-- Supplied records start --

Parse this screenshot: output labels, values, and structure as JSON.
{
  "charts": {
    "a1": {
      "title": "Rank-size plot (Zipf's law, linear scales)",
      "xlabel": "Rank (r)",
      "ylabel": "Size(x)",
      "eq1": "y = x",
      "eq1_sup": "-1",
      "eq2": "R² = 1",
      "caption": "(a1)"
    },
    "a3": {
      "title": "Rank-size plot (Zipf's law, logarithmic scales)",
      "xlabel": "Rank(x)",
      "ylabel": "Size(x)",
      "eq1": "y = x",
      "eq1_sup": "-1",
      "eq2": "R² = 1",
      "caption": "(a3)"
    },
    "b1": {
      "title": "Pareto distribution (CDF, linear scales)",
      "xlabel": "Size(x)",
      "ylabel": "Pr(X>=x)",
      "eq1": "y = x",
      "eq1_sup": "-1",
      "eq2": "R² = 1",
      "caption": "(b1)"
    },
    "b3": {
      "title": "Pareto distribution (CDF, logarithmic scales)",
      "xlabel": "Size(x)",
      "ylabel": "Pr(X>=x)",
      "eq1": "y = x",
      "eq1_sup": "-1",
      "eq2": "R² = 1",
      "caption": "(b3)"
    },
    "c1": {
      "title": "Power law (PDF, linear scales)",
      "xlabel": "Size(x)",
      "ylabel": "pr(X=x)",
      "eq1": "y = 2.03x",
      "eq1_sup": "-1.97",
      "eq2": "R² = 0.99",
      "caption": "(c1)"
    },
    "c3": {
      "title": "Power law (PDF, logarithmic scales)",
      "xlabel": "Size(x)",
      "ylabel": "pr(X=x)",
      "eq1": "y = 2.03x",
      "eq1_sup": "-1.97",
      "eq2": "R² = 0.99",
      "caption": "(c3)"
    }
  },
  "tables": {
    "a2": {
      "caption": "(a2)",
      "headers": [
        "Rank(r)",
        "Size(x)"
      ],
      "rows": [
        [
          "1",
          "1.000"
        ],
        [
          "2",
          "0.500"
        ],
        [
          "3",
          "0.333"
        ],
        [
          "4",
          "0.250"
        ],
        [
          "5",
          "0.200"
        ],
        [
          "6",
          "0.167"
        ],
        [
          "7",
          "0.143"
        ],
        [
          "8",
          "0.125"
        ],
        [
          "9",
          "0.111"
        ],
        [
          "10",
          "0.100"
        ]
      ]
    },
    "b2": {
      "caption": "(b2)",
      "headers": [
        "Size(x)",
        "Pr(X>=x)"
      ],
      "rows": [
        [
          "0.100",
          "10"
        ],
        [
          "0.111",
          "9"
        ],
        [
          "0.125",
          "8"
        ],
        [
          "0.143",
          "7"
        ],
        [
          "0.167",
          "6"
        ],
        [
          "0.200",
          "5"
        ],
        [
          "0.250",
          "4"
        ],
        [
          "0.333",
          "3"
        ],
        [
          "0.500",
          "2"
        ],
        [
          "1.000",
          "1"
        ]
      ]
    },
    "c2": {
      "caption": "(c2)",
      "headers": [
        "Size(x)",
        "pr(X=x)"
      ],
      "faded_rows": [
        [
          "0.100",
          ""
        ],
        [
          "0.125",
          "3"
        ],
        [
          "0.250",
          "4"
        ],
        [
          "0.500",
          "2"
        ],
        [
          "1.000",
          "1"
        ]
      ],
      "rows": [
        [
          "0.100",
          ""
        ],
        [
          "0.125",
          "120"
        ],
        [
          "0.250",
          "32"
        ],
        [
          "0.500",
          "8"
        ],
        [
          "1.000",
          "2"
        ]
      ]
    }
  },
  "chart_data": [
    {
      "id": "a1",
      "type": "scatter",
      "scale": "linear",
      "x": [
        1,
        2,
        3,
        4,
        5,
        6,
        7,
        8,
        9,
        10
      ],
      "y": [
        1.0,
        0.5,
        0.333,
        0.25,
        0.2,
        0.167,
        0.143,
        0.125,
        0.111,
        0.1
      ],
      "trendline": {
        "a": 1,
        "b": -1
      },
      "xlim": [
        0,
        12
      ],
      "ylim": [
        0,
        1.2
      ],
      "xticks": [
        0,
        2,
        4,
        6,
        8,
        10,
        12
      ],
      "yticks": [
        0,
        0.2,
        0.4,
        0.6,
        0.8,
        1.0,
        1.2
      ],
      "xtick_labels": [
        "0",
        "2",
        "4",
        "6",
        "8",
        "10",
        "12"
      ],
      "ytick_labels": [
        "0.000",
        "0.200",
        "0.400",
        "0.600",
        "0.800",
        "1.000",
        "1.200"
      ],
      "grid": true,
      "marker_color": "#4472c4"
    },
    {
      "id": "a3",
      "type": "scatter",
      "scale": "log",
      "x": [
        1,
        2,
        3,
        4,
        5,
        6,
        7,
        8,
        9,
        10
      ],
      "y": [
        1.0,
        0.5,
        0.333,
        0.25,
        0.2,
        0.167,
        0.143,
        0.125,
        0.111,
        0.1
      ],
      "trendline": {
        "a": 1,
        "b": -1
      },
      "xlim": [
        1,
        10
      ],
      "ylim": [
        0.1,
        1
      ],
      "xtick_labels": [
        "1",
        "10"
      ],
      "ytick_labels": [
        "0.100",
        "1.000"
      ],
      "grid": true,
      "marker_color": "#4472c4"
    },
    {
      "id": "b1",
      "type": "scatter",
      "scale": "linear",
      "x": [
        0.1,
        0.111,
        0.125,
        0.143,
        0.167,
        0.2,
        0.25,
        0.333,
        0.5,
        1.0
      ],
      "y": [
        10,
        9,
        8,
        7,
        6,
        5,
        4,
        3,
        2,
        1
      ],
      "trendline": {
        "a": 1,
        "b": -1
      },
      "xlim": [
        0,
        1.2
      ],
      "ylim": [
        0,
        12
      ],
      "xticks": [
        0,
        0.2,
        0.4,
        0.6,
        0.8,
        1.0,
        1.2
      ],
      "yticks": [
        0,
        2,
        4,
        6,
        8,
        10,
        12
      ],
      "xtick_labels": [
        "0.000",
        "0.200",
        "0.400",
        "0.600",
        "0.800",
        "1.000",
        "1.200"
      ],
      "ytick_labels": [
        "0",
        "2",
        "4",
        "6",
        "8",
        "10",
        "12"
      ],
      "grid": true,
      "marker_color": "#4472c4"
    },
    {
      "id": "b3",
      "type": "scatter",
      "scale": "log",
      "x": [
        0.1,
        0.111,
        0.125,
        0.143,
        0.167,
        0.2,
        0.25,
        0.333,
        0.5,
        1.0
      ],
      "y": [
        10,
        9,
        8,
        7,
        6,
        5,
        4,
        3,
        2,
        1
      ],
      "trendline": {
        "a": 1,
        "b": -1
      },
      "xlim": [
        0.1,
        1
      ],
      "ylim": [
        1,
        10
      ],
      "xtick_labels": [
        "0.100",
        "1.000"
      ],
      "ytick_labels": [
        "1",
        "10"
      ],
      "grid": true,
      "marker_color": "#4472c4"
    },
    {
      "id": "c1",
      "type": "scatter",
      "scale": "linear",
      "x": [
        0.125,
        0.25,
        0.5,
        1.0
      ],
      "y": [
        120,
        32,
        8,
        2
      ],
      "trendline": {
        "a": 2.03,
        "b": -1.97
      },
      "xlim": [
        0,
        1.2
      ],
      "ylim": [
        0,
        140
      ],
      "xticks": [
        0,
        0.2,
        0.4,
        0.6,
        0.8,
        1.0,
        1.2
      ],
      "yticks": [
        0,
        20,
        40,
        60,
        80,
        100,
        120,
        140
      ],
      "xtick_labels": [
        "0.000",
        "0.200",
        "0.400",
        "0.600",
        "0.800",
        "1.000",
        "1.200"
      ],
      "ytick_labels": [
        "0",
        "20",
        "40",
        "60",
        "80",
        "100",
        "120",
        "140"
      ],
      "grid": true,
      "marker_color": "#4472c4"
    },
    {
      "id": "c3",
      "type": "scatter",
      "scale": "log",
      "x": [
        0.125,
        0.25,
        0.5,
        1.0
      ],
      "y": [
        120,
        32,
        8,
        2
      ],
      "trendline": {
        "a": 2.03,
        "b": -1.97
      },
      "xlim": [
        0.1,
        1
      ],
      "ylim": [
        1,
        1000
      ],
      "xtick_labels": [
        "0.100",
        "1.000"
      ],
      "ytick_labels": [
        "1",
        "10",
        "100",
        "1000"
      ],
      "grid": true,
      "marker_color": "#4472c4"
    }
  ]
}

-- Supplied records end --

Instructions for the task -> Filter the entries and copy out every line with the word "scales".

Task output ->
      "title": "Rank-size plot (Zipf's law, linear scales)",
      "title": "Rank-size plot (Zipf's law, logarithmic scales)",
      "title": "Pareto distribution (CDF, linear scales)",
      "title": "Pareto distribution (CDF, logarithmic scales)",
      "title": "Power law (PDF, linear scales)",
      "title": "Power law (PDF, logarithmic scales)",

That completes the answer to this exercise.